[Records from a collection]
===

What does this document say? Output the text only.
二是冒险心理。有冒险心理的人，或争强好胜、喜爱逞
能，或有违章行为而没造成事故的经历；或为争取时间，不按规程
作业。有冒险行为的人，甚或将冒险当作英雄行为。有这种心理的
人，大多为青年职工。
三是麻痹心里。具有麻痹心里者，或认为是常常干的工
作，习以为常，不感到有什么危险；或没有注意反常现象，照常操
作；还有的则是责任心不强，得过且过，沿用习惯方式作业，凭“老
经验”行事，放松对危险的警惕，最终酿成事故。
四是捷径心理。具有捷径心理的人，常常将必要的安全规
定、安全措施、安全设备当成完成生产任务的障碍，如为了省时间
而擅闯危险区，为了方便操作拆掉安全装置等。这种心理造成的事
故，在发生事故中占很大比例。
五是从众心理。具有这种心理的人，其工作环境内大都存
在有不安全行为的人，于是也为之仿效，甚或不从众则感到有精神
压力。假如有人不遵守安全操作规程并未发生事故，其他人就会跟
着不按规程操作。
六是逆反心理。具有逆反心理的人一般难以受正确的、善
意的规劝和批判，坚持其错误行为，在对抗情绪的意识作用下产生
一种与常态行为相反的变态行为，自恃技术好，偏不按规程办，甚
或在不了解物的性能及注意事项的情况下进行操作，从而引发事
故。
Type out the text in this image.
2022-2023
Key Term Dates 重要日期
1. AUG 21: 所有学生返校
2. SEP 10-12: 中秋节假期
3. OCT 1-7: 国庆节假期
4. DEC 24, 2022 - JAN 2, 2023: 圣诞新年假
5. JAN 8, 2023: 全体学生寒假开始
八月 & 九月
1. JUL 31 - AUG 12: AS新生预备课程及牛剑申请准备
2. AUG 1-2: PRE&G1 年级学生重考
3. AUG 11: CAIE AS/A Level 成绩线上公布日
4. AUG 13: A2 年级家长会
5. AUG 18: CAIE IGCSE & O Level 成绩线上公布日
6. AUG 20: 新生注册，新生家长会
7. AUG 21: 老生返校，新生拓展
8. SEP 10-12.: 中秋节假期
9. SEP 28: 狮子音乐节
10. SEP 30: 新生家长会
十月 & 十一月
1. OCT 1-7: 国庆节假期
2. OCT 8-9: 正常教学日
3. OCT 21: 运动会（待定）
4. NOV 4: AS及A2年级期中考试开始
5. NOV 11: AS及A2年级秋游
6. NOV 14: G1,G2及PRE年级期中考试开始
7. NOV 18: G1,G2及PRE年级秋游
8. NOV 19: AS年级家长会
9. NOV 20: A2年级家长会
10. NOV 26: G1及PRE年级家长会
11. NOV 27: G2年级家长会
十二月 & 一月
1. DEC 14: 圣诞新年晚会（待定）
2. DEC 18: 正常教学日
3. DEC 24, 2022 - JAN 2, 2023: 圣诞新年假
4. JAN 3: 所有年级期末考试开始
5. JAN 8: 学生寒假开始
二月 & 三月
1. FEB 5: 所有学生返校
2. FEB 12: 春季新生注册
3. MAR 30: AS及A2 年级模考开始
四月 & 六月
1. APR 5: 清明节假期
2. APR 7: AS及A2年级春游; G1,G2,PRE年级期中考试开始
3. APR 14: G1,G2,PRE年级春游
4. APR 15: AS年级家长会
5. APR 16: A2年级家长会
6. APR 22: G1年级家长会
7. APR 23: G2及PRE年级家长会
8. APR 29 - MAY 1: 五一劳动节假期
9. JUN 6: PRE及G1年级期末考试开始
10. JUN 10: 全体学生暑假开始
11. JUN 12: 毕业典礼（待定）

===

» **Your instructions**
Set down the listing above in full, please, exactly as it appears.

» **Answer to this exercise**
What does this document say? Output the text only.
二是冒险心理。有冒险心理的人，或争强好胜、喜爱逞
能，或有违章行为而没造成事故的经历；或为争取时间，不按规程
作业。有冒险行为的人，甚或将冒险当作英雄行为。有这种心理的
人，大多为青年职工。
三是麻痹心里。具有麻痹心里者，或认为是常常干的工
作，习以为常，不感到有什么危险；或没有注意反常现象，照常操
作；还有的则是责任心不强，得过且过，沿用习惯方式作业，凭“老
经验”行事，放松对危险的警惕，最终酿成事故。
四是捷径心理。具有捷径心理的人，常常将必要的安全规
定、安全措施、安全设备当成完成生产任务的障碍，如为了省时间
而擅闯危险区，为了方便操作拆掉安全装置等。这种心理造成的事
故，在发生事故中占很大比例。
五是从众心理。具有这种心理的人，其工作环境内大都存
在有不安全行为的人，于是也为之仿效，甚或不从众则感到有精神
压力。假如有人不遵守安全操作规程并未发生事故，其他人就会跟
着不按规程操作。
六是逆反心理。具有逆反心理的人一般难以受正确的、善
意的规劝和批判，坚持其错误行为，在对抗情绪的意识作用下产生
一种与常态行为相反的变态行为，自恃技术好，偏不按规程办，甚
或在不了解物的性能及注意事项的情况下进行操作，从而引发事
故。
Type out the text in this image.
2022-2023
Key Term Dates 重要日期
1. AUG 21: 所有学生返校
2. SEP 10-12: 中秋节假期
3. OCT 1-7: 国庆节假期
4. DEC 24, 2022 - JAN 2, 2023: 圣诞新年假
5. JAN 8, 2023: 全体学生寒假开始
八月 & 九月
1. JUL 31 - AUG 12: AS新生预备课程及牛剑申请准备
2. AUG 1-2: PRE&G1 年级学生重考
3. AUG 11: CAIE AS/A Level 成绩线上公布日
4. AUG 13: A2 年级家长会
5. AUG 18: CAIE IGCSE & O Level 成绩线上公布日
6. AUG 20: 新生注册，新生家长会
7. AUG 21: 老生返校，新生拓展
8. SEP 10-12.: 中秋节假期
9. SEP 28: 狮子音乐节
10. SEP 30: 新生家长会
十月 & 十一月
1. OCT 1-7: 国庆节假期
2. OCT 8-9: 正常教学日
3. OCT 21: 运动会（待定）
4. NOV 4: AS及A2年级期中考试开始
5. NOV 11: AS及A2年级秋游
6. NOV 14: G1,G2及PRE年级期中考试开始
7. NOV 18: G1,G2及PRE年级秋游
8. NOV 19: AS年级家长会
9. NOV 20: A2年级家长会
10. NOV 26: G1及PRE年级家长会
11. NOV 27: G2年级家长会
十二月 & 一月
1. DEC 14: 圣诞新年晚会（待定）
2. DEC 18: 正常教学日
3. DEC 24, 2022 - JAN 2, 2023: 圣诞新年假
4. JAN 3: 所有年级期末考试开始
5. JAN 8: 学生寒假开始
二月 & 三月
1. FEB 5: 所有学生返校
2. FEB 12: 春季新生注册
3. MAR 30: AS及A2 年级模考开始
四月 & 六月
1. APR 5: 清明节假期
2. APR 7: AS及A2年级春游; G1,G2,PRE年级期中考试开始
3. APR 14: G1,G2,PRE年级春游
4. APR 15: AS年级家长会
5. APR 16: A2年级家长会
6. APR 22: G1年级家长会
7. APR 23: G2及PRE年级家长会
8. APR 29 - MAY 1: 五一劳动节假期
9. JUN 6: PRE及G1年级期末考试开始
10. JUN 10: 全体学生暑假开始
11. JUN 12: 毕业典礼（待定）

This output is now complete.